### TASK DESCRIPTION
Where the string "Tarxeta" occurs in the material below, report the whole line.

(Stored items)
────

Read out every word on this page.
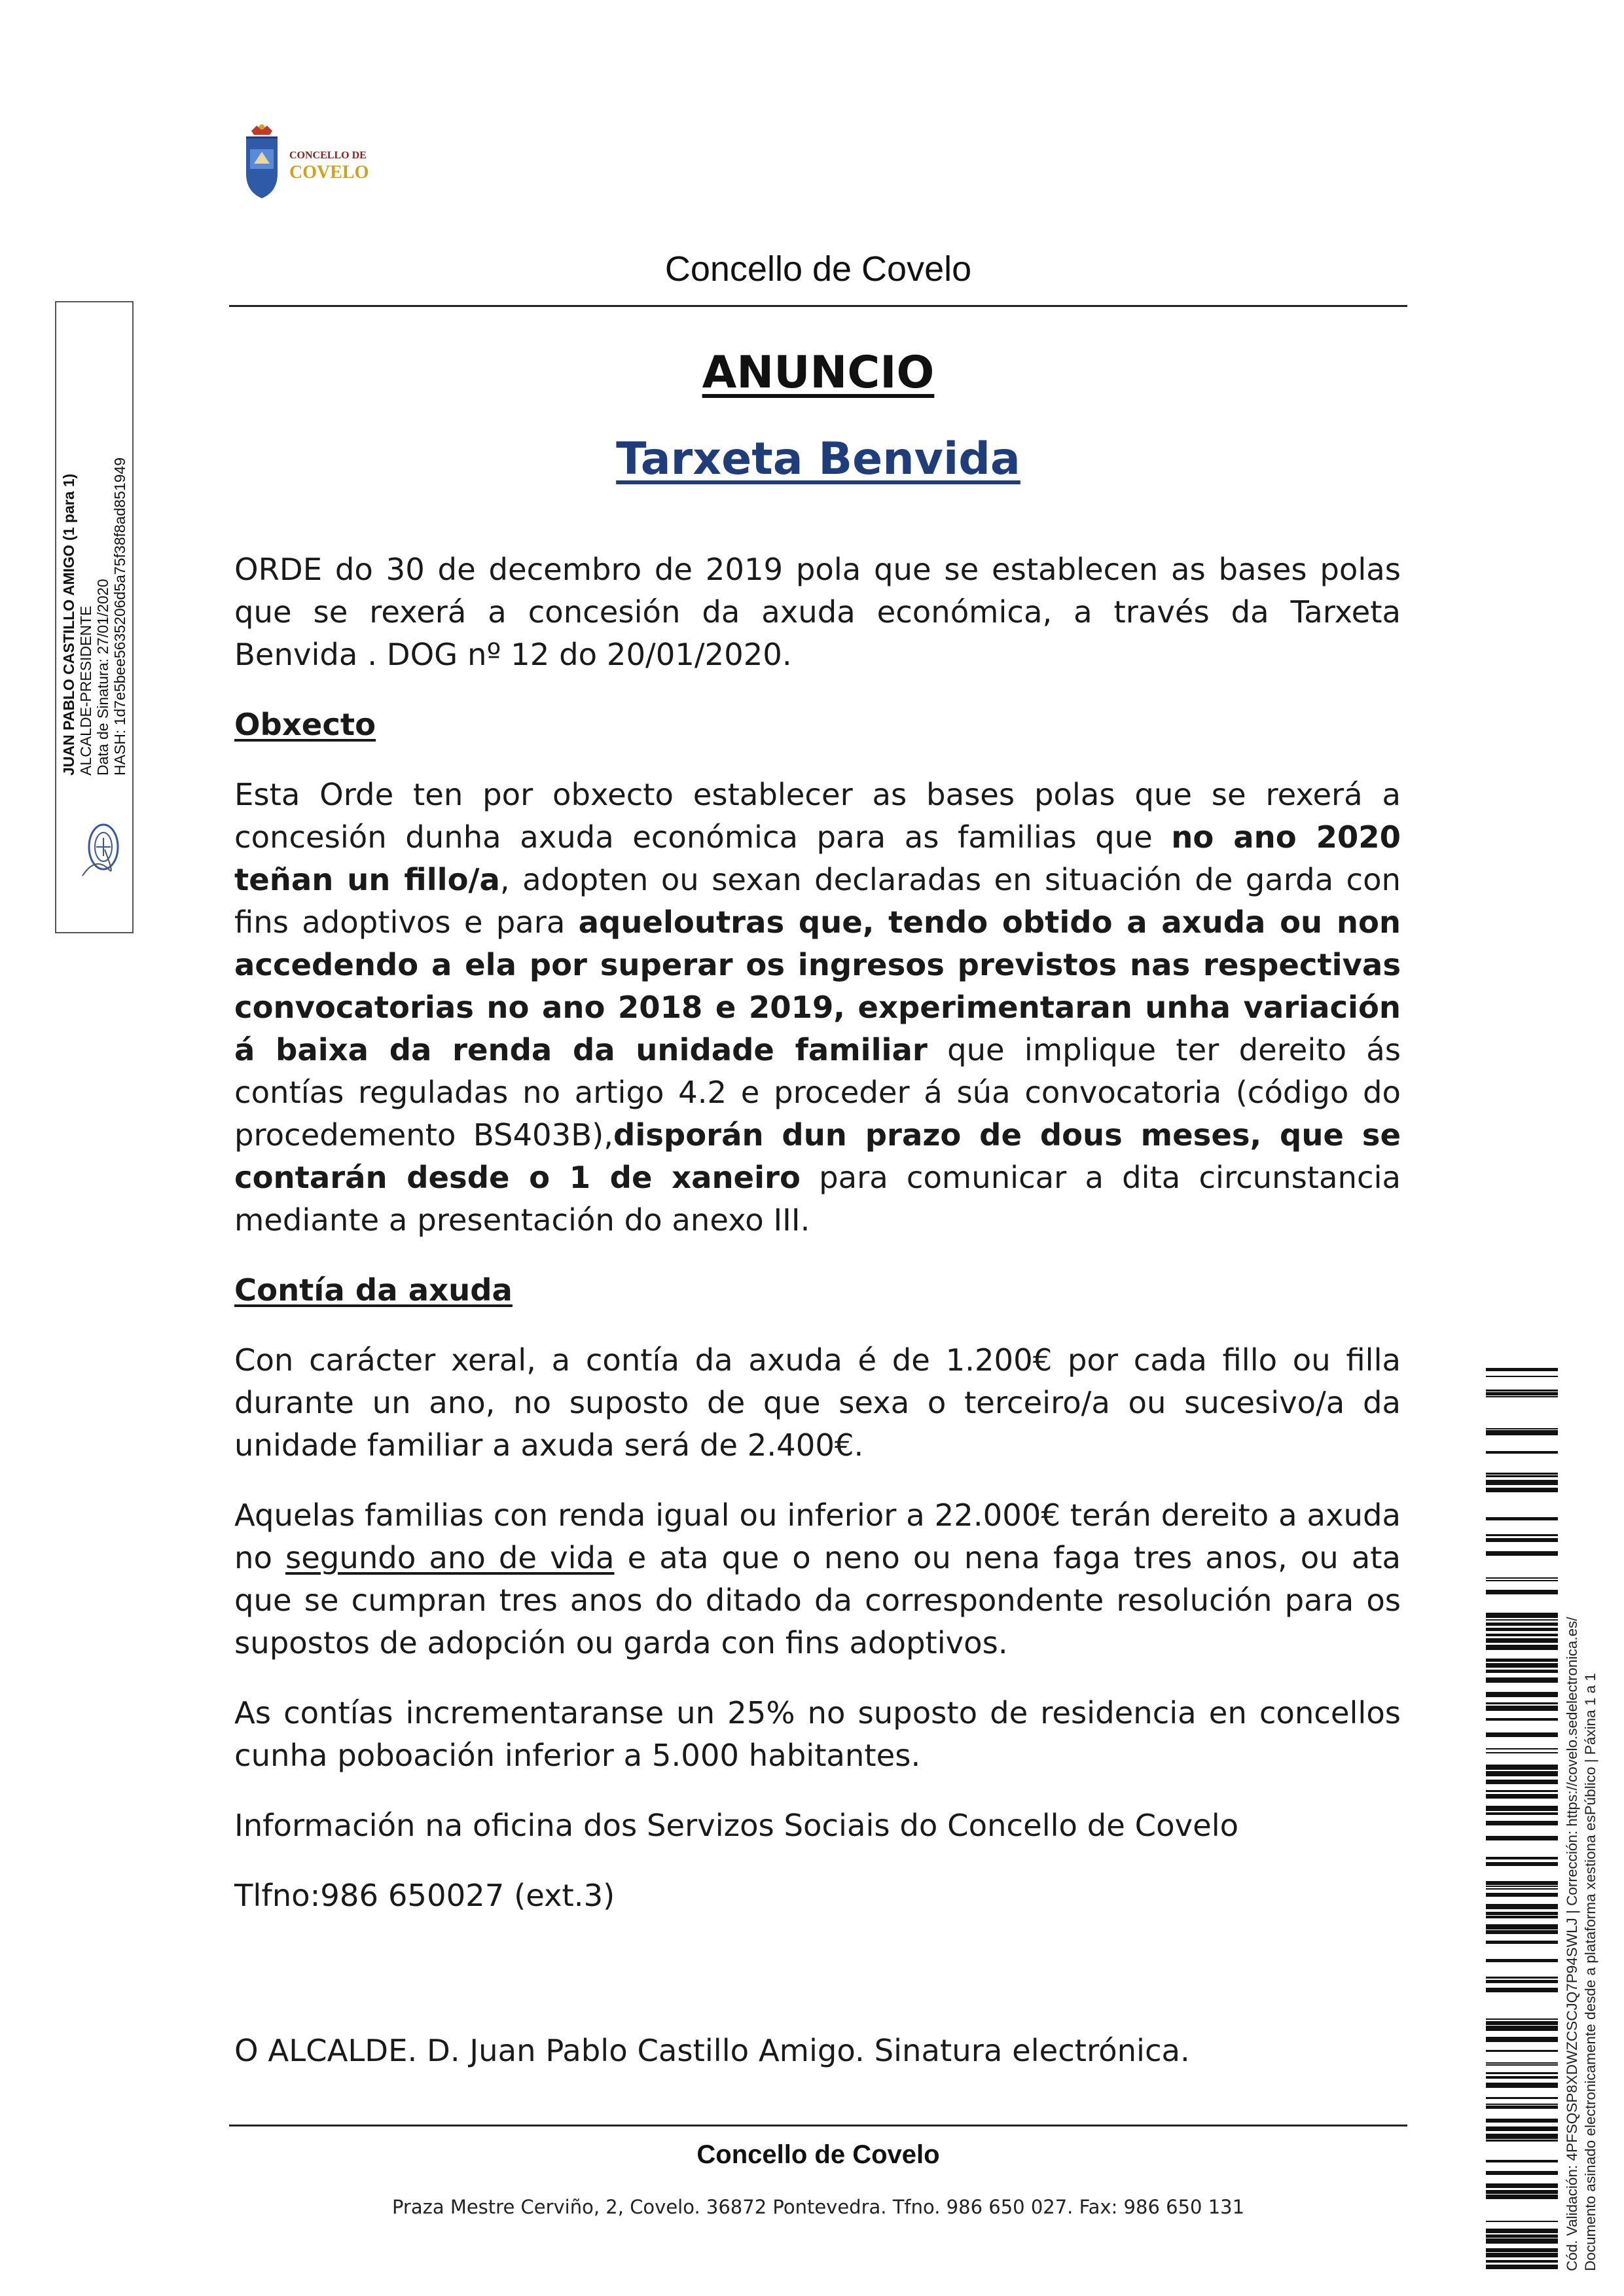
CONCELLO DE
COVELO
Concello de Covelo
ANUNCIO
Tarxeta Benvida

ORDE do 30 de decembro de 2019 pola que se establecen as bases polas que se rexerá a concesión da axuda económica, a través da Tarxeta Benvida . DOG nº 12 do 20/01/2020.

Obxecto

Esta Orde ten por obxecto establecer as bases polas que se rexerá a concesión dunha axuda económica para as familias que no ano 2020 teñan un fillo/a, adopten ou sexan declaradas en situación de garda con fins adoptivos e para aqueloutras que, tendo obtido a axuda ou non accedendo a ela por superar os ingresos previstos nas respectivas convocatorias no ano 2018 e 2019, experimentaran unha variación á baixa da renda da unidade familiar que implique ter dereito ás contías reguladas no artigo 4.2 e proceder á súa convocatoria (código do procedemento BS403B),disporán dun prazo de dous meses, que se contarán desde o 1 de xaneiro para comunicar a dita circunstancia mediante a presentación do anexo III.

Contía da axuda

Con carácter xeral, a contía da axuda é de 1.200€ por cada fillo ou filla durante un ano, no suposto de que sexa o terceiro/a ou sucesivo/a da unidade familiar a axuda será de 2.400€.

Aquelas familias con renda igual ou inferior a 22.000€ terán dereito a axuda no segundo ano de vida e ata que o neno ou nena faga tres anos, ou ata que se cumpran tres anos do ditado da correspondente resolución para os supostos de adopción ou garda con fins adoptivos.

As contías incrementaranse un 25% no suposto de residencia en concellos cunha poboación inferior a 5.000 habitantes.

Información na oficina dos Servizos Sociais do Concello de Covelo

Tlfno:986 650027 (ext.3)

O ALCALDE. D. Juan Pablo Castillo Amigo. Sinatura electrónica.

Concello de Covelo
Praza Mestre Cerviño, 2, Covelo. 36872 Pontevedra. Tfno. 986 650 027. Fax: 986 650 131
JUAN PABLO CASTILLO AMIGO (1 para 1) ALCALDE-PRESIDENTE Data de Sinatura: 27/01/2020 HASH: 1d7e5bee5635206d5a75f38f8ad851949
Cód. Validación: 4PFSQSP8XDWZCSCJQ7P94SWLJ | Corrección: https://covelo.sedelectronica.es/ Documento asinado electronicamente desde a plataforma xestiona esPúblico | Páxina 1 a 1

────

### EXERCISE SOLUTION
Tarxeta Benvida
ORDE do 30 de decembro de 2019 pola que se establecen as bases polas que se rexerá a concesión da axuda económica, a través da Tarxeta Benvida . DOG nº 12 do 20/01/2020.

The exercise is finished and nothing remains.